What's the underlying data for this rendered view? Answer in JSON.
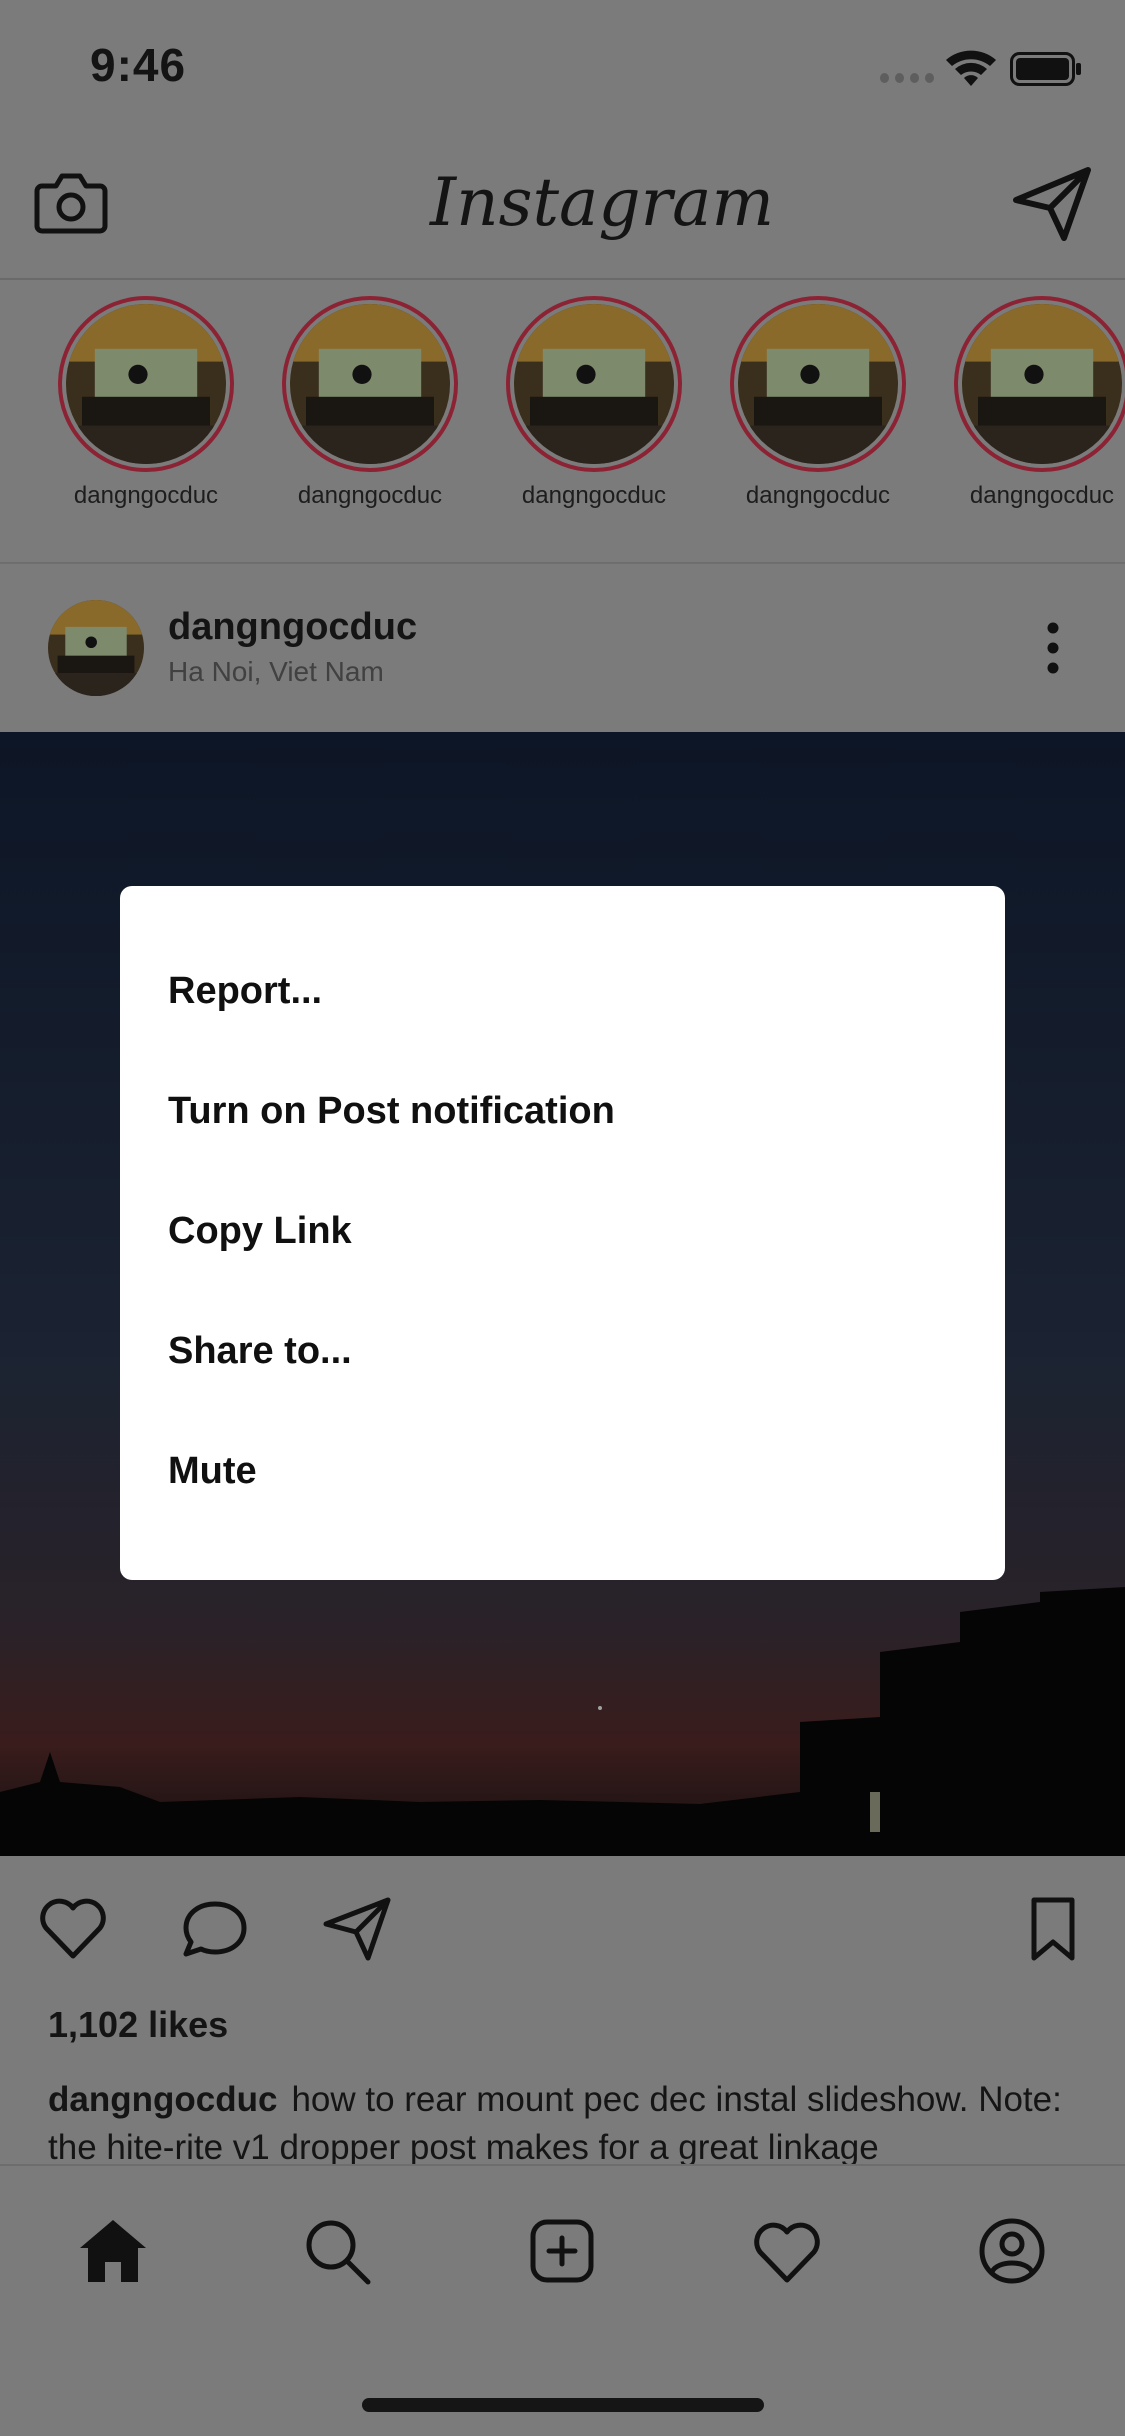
{
  "status_bar": {
    "time": "9:46"
  },
  "header": {
    "logo_text": "Instagram"
  },
  "stories": [
    {
      "username": "dangngocduc"
    },
    {
      "username": "dangngocduc"
    },
    {
      "username": "dangngocduc"
    },
    {
      "username": "dangngocduc"
    },
    {
      "username": "dangngocduc"
    }
  ],
  "post": {
    "author": "dangngocduc",
    "location": "Ha Noi, Viet Nam",
    "likes": "1,102 likes",
    "caption_author": "dangngocduc",
    "caption_text": "how to rear mount pec dec instal slideshow. Note: the hite-rite v1 dropper post makes for a great linkage"
  },
  "menu": {
    "items": [
      {
        "label": "Report..."
      },
      {
        "label": "Turn on Post notification"
      },
      {
        "label": "Copy Link"
      },
      {
        "label": "Share to..."
      },
      {
        "label": "Mute"
      }
    ]
  },
  "tabs": [
    "home-icon",
    "search-icon",
    "add-post-icon",
    "activity-icon",
    "profile-icon"
  ],
  "colors": {
    "dim_background": "#7b7b7b",
    "story_ring": "#8c2334",
    "modal": "#ffffff"
  }
}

YOUR GOAL: Work out how many lines in the records above hold the string "icon", then give only that count.

REPLY TO THE TASK: 5